__Set exercise__
Extract and list every line that contains the word "text".

─── Input material ───

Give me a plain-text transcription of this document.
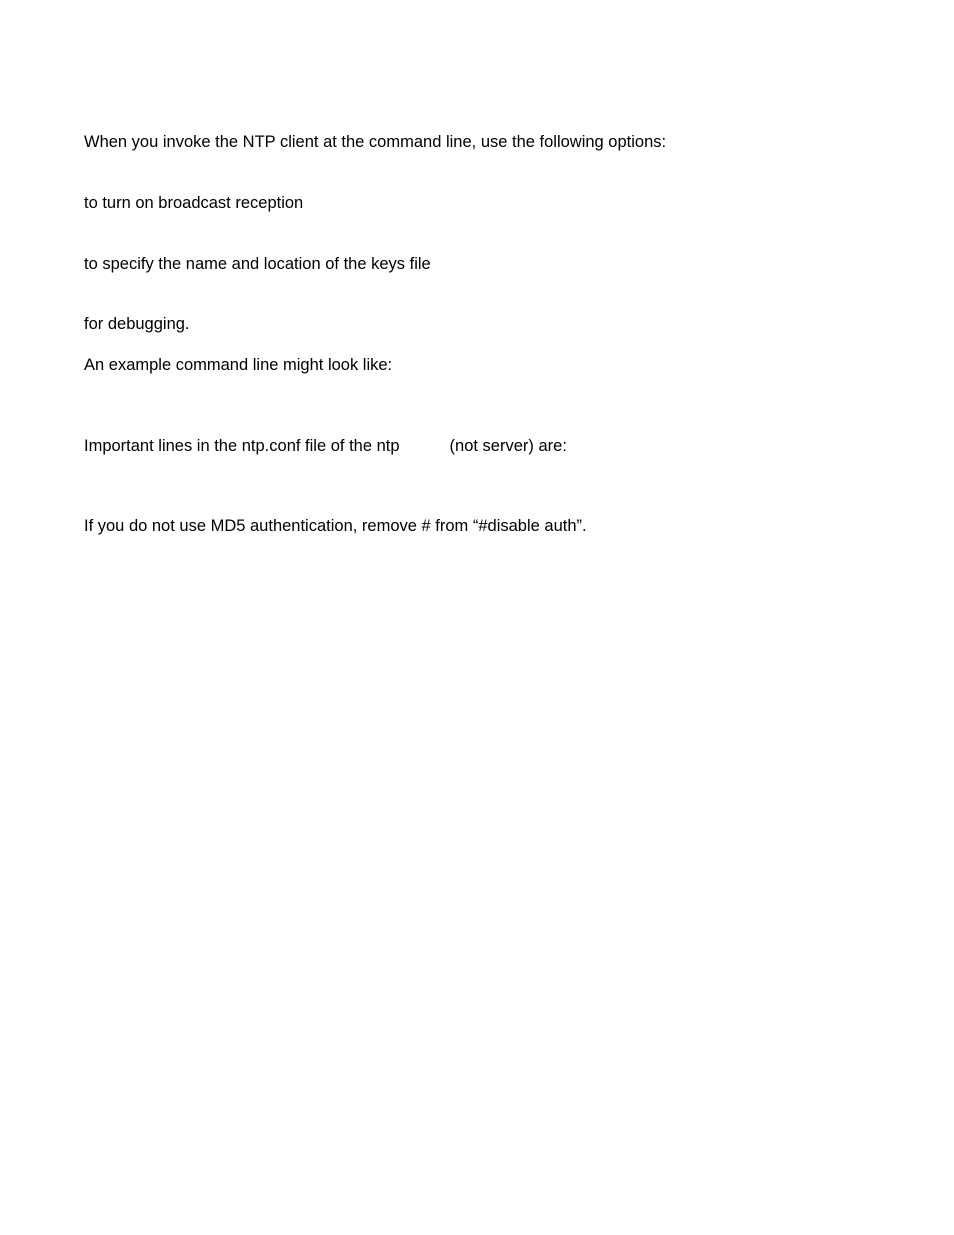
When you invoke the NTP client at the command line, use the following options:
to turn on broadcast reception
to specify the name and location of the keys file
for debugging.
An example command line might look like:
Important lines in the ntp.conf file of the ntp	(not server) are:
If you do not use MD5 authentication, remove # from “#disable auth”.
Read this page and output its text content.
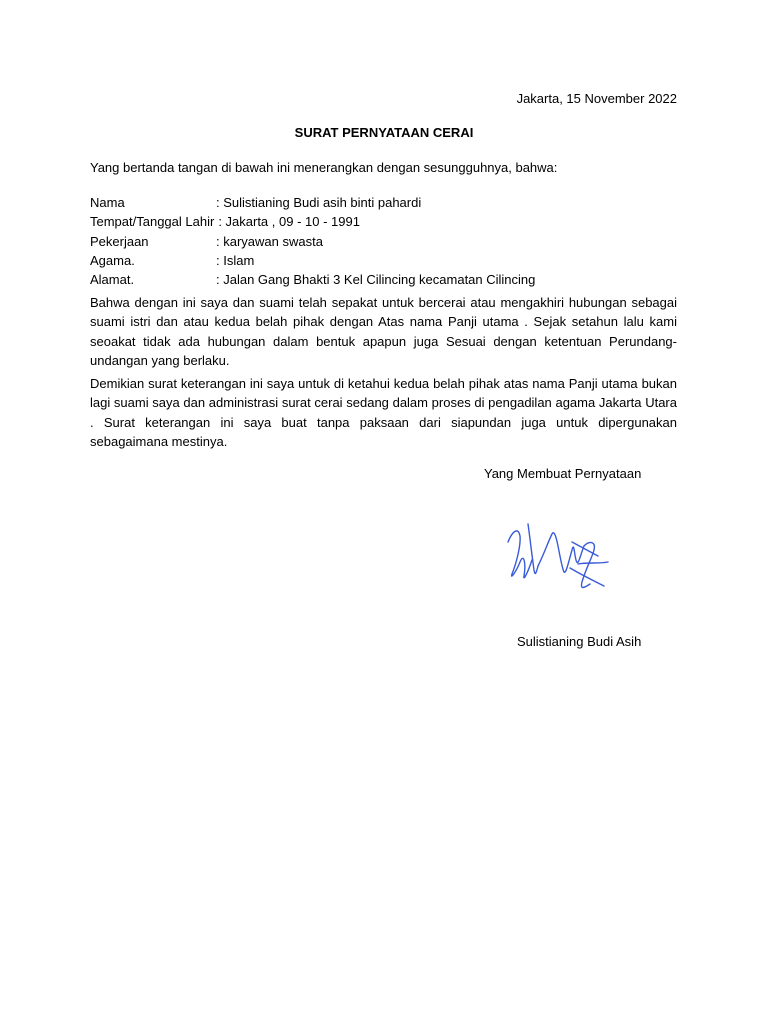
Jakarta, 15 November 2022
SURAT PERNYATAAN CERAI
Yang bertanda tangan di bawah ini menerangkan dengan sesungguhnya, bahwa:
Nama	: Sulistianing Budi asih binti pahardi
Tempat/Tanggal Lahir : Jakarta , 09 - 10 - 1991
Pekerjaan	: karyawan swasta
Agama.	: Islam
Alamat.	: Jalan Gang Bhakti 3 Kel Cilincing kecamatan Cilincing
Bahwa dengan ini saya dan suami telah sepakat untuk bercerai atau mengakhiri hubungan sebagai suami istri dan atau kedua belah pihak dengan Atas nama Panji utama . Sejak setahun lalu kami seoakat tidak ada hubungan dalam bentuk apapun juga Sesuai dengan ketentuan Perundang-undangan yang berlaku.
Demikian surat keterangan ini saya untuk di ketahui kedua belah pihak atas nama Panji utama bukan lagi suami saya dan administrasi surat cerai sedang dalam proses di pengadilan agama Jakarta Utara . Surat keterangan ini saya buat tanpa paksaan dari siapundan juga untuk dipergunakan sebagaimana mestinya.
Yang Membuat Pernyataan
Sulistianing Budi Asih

───
─── Input material ───

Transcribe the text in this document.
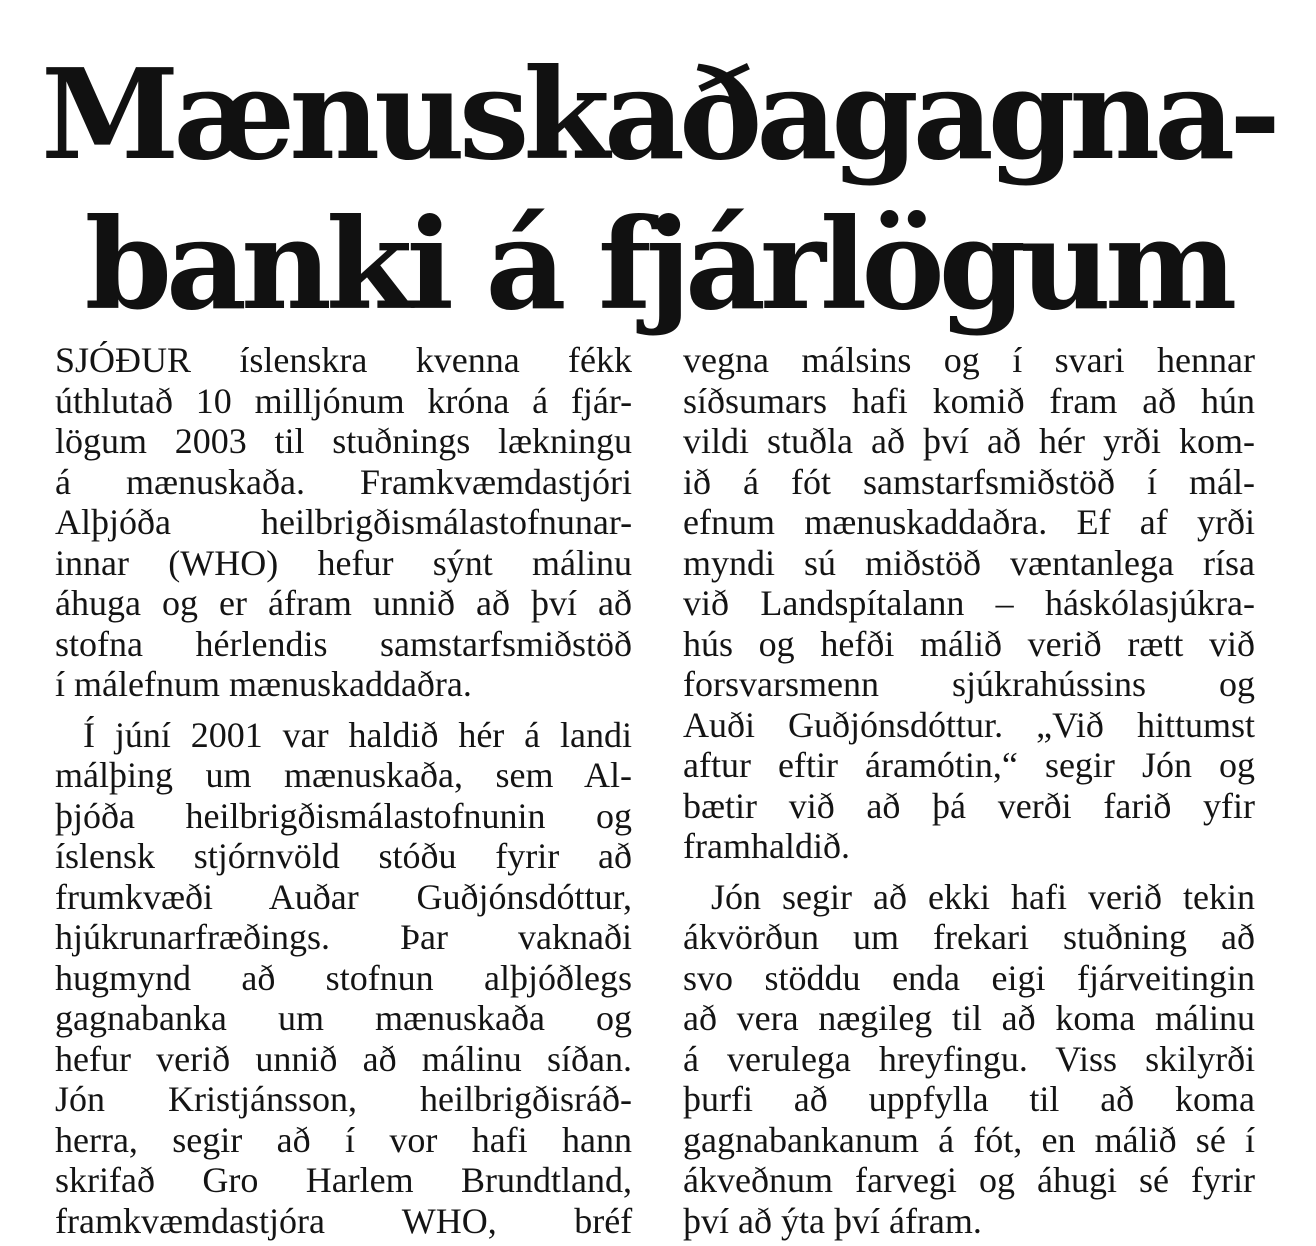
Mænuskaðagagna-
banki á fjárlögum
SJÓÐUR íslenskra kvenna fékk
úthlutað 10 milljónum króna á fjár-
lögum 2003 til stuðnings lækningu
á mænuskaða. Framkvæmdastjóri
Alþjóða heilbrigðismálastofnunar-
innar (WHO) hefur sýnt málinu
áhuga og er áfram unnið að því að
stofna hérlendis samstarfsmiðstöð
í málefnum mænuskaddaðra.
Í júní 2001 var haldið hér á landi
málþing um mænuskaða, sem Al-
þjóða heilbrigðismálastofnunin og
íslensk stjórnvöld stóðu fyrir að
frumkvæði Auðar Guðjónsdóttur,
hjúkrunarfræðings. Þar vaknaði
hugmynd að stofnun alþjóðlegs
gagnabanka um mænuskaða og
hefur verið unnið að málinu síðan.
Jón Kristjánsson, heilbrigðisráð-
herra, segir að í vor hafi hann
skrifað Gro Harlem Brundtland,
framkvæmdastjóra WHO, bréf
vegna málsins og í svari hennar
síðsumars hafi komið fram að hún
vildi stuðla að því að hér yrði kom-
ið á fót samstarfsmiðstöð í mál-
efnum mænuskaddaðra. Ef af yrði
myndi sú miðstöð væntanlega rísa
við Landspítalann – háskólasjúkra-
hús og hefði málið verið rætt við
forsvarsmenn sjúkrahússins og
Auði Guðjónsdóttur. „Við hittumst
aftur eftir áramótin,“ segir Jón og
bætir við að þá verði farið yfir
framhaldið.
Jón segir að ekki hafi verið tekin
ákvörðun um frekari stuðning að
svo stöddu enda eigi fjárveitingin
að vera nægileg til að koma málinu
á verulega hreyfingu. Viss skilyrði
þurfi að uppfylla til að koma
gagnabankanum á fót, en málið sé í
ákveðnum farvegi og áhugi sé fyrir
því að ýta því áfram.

───

__The response__
Give me a plain-text transcription of this document.
Read this page and output its text content.
Transcribe the text in this document.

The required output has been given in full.